State the number of lines that contain the word "Default", and add nothing else.

___ Data entries ___

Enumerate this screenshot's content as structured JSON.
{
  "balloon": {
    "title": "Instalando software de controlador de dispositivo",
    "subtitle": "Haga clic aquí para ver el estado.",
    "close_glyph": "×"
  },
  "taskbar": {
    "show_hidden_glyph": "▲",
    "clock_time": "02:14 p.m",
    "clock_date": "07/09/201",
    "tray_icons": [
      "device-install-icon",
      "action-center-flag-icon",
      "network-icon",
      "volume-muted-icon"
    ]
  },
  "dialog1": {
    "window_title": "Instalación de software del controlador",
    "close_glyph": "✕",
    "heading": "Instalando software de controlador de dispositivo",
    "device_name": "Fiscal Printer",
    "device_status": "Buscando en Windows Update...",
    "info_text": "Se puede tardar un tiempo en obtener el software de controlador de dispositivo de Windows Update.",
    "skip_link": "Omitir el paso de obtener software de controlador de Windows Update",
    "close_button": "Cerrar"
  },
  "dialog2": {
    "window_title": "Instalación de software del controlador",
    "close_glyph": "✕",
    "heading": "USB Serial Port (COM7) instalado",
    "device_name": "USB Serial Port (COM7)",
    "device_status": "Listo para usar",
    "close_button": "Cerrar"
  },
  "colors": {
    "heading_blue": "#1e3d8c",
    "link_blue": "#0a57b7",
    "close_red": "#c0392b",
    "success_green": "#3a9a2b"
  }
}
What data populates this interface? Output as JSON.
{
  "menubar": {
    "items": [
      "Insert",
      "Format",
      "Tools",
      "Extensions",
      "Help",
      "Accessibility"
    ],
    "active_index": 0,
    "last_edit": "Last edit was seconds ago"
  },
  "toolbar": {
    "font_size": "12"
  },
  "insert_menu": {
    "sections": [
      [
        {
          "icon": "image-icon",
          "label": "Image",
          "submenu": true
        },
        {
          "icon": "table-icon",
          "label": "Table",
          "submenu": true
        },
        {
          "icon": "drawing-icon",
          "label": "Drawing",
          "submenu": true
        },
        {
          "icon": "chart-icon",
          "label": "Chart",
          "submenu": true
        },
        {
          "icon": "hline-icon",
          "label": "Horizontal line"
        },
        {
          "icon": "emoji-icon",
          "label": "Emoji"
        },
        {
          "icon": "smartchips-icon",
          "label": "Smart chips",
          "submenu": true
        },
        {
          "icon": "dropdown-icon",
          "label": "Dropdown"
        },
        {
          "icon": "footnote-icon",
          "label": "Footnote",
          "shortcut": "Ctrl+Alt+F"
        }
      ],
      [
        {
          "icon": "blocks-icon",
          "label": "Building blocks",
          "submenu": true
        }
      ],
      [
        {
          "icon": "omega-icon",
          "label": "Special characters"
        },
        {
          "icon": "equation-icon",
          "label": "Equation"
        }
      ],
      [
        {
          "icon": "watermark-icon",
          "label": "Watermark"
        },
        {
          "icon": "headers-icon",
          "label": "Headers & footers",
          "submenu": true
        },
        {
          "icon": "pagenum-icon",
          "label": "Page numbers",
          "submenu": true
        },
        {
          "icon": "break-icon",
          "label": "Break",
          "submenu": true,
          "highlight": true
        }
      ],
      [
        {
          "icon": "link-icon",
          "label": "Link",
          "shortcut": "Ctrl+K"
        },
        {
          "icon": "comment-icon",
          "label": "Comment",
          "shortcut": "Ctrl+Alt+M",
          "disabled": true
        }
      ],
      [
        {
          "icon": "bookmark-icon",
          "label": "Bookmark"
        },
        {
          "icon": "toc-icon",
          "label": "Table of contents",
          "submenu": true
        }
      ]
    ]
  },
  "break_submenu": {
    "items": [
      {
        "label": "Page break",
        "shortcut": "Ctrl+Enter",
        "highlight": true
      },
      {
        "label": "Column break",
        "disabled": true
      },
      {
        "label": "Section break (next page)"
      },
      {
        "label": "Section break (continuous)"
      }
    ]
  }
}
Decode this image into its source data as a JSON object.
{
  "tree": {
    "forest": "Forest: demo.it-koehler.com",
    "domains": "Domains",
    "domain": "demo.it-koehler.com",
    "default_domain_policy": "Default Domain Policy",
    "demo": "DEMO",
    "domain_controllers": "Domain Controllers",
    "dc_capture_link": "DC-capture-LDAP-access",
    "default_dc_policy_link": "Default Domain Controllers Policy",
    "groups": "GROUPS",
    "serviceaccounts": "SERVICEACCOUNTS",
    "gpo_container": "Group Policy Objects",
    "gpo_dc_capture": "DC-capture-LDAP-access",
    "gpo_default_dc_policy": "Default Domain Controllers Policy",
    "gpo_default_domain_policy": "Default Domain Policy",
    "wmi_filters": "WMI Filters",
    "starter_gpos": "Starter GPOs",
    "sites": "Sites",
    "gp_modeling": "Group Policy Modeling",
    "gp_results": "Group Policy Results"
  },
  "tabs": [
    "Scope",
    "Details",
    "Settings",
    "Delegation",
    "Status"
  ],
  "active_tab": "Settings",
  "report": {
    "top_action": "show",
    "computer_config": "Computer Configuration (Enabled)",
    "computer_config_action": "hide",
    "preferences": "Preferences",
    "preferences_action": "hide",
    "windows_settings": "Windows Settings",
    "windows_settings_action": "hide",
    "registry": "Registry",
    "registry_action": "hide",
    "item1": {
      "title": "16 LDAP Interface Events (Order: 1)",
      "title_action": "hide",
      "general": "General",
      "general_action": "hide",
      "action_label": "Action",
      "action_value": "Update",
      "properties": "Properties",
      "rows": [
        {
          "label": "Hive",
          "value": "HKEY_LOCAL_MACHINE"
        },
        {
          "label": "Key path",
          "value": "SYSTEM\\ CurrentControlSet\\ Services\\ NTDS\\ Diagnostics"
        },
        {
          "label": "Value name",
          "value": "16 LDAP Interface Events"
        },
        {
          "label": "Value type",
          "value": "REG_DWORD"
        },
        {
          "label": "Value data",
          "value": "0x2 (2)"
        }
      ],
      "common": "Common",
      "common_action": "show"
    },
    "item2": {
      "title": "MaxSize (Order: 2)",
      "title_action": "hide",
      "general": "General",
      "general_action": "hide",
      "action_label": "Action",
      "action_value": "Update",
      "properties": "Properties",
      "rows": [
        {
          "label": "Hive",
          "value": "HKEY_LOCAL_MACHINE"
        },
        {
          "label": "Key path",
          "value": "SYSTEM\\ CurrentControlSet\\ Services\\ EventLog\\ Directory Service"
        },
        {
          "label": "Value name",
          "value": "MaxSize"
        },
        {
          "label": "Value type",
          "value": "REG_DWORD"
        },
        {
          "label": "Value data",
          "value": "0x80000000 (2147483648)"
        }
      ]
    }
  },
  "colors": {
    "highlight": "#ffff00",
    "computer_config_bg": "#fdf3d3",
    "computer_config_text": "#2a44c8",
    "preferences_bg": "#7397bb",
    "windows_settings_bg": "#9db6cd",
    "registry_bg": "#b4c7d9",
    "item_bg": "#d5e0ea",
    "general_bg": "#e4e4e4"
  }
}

___

### Result for this task
4